What you need to do: Set down every line of the entries below without changing a single character.

══ Provided records

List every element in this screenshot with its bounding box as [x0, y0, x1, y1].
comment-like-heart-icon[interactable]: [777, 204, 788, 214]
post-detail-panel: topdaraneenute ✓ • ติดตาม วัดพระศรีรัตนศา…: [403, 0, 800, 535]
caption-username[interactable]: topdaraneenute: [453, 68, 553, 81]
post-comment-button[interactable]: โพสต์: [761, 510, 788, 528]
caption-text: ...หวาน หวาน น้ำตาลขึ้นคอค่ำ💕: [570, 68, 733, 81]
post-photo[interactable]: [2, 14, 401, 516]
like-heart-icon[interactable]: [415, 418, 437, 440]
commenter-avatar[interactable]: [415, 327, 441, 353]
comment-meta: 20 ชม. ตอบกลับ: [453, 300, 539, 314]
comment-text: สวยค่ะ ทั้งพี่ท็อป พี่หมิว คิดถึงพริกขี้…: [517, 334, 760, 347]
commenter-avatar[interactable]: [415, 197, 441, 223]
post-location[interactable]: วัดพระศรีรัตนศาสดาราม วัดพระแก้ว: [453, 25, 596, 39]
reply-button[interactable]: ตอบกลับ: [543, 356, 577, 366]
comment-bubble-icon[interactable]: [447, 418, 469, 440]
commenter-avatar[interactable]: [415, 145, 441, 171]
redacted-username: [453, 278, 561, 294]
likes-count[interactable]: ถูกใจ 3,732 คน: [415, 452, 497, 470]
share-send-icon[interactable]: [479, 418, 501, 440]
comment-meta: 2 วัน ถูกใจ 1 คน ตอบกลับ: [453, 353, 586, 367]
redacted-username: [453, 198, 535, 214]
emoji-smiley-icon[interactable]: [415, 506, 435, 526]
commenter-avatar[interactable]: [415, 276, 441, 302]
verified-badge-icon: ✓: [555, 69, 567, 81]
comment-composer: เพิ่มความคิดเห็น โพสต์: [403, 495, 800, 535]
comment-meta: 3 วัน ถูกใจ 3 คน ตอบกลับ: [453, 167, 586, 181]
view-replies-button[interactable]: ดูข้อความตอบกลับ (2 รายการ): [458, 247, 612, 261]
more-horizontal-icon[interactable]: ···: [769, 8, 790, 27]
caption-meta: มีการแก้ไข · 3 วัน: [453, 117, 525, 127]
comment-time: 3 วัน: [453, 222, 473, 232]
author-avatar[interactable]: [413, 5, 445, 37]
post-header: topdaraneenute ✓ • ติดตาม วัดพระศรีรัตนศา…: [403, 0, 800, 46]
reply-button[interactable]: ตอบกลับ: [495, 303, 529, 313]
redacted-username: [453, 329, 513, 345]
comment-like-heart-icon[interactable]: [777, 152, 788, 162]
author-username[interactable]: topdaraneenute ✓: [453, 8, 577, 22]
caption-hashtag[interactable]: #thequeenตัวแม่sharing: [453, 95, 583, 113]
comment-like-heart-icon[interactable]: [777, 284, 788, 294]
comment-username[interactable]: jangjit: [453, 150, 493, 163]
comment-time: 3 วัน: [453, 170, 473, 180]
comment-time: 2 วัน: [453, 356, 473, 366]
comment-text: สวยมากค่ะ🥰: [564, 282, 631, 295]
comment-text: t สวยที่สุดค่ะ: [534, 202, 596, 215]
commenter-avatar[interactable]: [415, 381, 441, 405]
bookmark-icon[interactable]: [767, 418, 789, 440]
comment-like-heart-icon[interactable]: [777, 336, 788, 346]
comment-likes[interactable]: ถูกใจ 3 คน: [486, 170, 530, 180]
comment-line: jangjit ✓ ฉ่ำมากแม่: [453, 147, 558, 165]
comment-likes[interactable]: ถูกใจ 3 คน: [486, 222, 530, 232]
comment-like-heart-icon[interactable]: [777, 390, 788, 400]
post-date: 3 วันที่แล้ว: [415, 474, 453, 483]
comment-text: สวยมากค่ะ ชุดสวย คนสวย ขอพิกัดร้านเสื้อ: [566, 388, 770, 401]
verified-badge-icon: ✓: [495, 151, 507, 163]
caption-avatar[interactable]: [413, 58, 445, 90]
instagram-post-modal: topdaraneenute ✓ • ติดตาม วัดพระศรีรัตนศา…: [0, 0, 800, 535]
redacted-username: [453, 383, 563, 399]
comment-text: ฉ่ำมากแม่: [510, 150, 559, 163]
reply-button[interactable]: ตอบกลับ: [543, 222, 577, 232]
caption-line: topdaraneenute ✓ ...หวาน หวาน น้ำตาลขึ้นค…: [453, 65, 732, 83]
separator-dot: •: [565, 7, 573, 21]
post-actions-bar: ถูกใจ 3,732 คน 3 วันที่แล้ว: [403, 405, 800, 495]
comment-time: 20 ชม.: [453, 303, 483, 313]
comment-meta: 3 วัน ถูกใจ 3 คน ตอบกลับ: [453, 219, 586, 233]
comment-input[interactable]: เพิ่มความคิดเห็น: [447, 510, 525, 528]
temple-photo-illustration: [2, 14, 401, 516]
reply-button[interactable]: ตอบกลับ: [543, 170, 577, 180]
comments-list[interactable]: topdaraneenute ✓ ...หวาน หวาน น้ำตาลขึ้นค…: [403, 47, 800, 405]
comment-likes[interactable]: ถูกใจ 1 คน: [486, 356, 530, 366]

════

Output below:
List every element in this screenshot with its bounding box as [x0, y0, x1, y1].
comment-like-heart-icon[interactable]: [777, 204, 788, 214]
post-detail-panel: topdaraneenute ✓ • ติดตาม วัดพระศรีรัตนศา…: [403, 0, 800, 535]
caption-username[interactable]: topdaraneenute: [453, 68, 553, 81]
post-comment-button[interactable]: โพสต์: [761, 510, 788, 528]
caption-text: ...หวาน หวาน น้ำตาลขึ้นคอค่ำ💕: [570, 68, 733, 81]
post-photo[interactable]: [2, 14, 401, 516]
like-heart-icon[interactable]: [415, 418, 437, 440]
commenter-avatar[interactable]: [415, 327, 441, 353]
comment-meta: 20 ชม. ตอบกลับ: [453, 300, 539, 314]
comment-text: สวยค่ะ ทั้งพี่ท็อป พี่หมิว คิดถึงพริกขี้…: [517, 334, 760, 347]
commenter-avatar[interactable]: [415, 197, 441, 223]
post-location[interactable]: วัดพระศรีรัตนศาสดาราม วัดพระแก้ว: [453, 25, 596, 39]
reply-button[interactable]: ตอบกลับ: [543, 356, 577, 366]
comment-bubble-icon[interactable]: [447, 418, 469, 440]
commenter-avatar[interactable]: [415, 145, 441, 171]
redacted-username: [453, 278, 561, 294]
likes-count[interactable]: ถูกใจ 3,732 คน: [415, 452, 497, 470]
share-send-icon[interactable]: [479, 418, 501, 440]
comment-meta: 2 วัน ถูกใจ 1 คน ตอบกลับ: [453, 353, 586, 367]
redacted-username: [453, 198, 535, 214]
emoji-smiley-icon[interactable]: [415, 506, 435, 526]
commenter-avatar[interactable]: [415, 276, 441, 302]
verified-badge-icon: ✓: [555, 69, 567, 81]
comment-composer: เพิ่มความคิดเห็น โพสต์: [403, 495, 800, 535]
comment-meta: 3 วัน ถูกใจ 3 คน ตอบกลับ: [453, 167, 586, 181]
view-replies-button[interactable]: ดูข้อความตอบกลับ (2 รายการ): [458, 247, 612, 261]
more-horizontal-icon[interactable]: ···: [769, 8, 790, 27]
caption-meta: มีการแก้ไข · 3 วัน: [453, 117, 525, 127]
comment-time: 3 วัน: [453, 222, 473, 232]
author-avatar[interactable]: [413, 5, 445, 37]
post-header: topdaraneenute ✓ • ติดตาม วัดพระศรีรัตนศา…: [403, 0, 800, 46]
reply-button[interactable]: ตอบกลับ: [495, 303, 529, 313]
redacted-username: [453, 329, 513, 345]
comment-like-heart-icon[interactable]: [777, 152, 788, 162]
author-username[interactable]: topdaraneenute ✓: [453, 8, 577, 22]
caption-hashtag[interactable]: #thequeenตัวแม่sharing: [453, 95, 583, 113]
comment-like-heart-icon[interactable]: [777, 284, 788, 294]
comment-username[interactable]: jangjit: [453, 150, 493, 163]
comment-time: 3 วัน: [453, 170, 473, 180]
comment-time: 2 วัน: [453, 356, 473, 366]
comment-text: สวยมากค่ะ🥰: [564, 282, 631, 295]
comment-text: t สวยที่สุดค่ะ: [534, 202, 596, 215]
commenter-avatar[interactable]: [415, 381, 441, 405]
bookmark-icon[interactable]: [767, 418, 789, 440]
comment-like-heart-icon[interactable]: [777, 336, 788, 346]
comment-likes[interactable]: ถูกใจ 3 คน: [486, 170, 530, 180]
comment-line: jangjit ✓ ฉ่ำมากแม่: [453, 147, 558, 165]
comment-likes[interactable]: ถูกใจ 3 คน: [486, 222, 530, 232]
comment-like-heart-icon[interactable]: [777, 390, 788, 400]
post-date: 3 วันที่แล้ว: [415, 474, 453, 483]
comment-text: สวยมากค่ะ ชุดสวย คนสวย ขอพิกัดร้านเสื้อ: [566, 388, 770, 401]
verified-badge-icon: ✓: [495, 151, 507, 163]
caption-avatar[interactable]: [413, 58, 445, 90]
instagram-post-modal: topdaraneenute ✓ • ติดตาม วัดพระศรีรัตนศา…: [0, 0, 800, 535]
redacted-username: [453, 383, 563, 399]
comment-text: ฉ่ำมากแม่: [510, 150, 559, 163]
reply-button[interactable]: ตอบกลับ: [543, 222, 577, 232]
caption-line: topdaraneenute ✓ ...หวาน หวาน น้ำตาลขึ้นค…: [453, 65, 732, 83]
separator-dot: •: [565, 7, 573, 21]
post-actions-bar: ถูกใจ 3,732 คน 3 วันที่แล้ว: [403, 405, 800, 495]
comment-time: 20 ชม.: [453, 303, 483, 313]
comment-meta: 3 วัน ถูกใจ 3 คน ตอบกลับ: [453, 219, 586, 233]
comment-input[interactable]: เพิ่มความคิดเห็น: [447, 510, 525, 528]
temple-photo-illustration: [2, 14, 401, 516]
reply-button[interactable]: ตอบกลับ: [543, 170, 577, 180]
comments-list[interactable]: topdaraneenute ✓ ...หวาน หวาน น้ำตาลขึ้นค…: [403, 47, 800, 405]
comment-likes[interactable]: ถูกใจ 1 คน: [486, 356, 530, 366]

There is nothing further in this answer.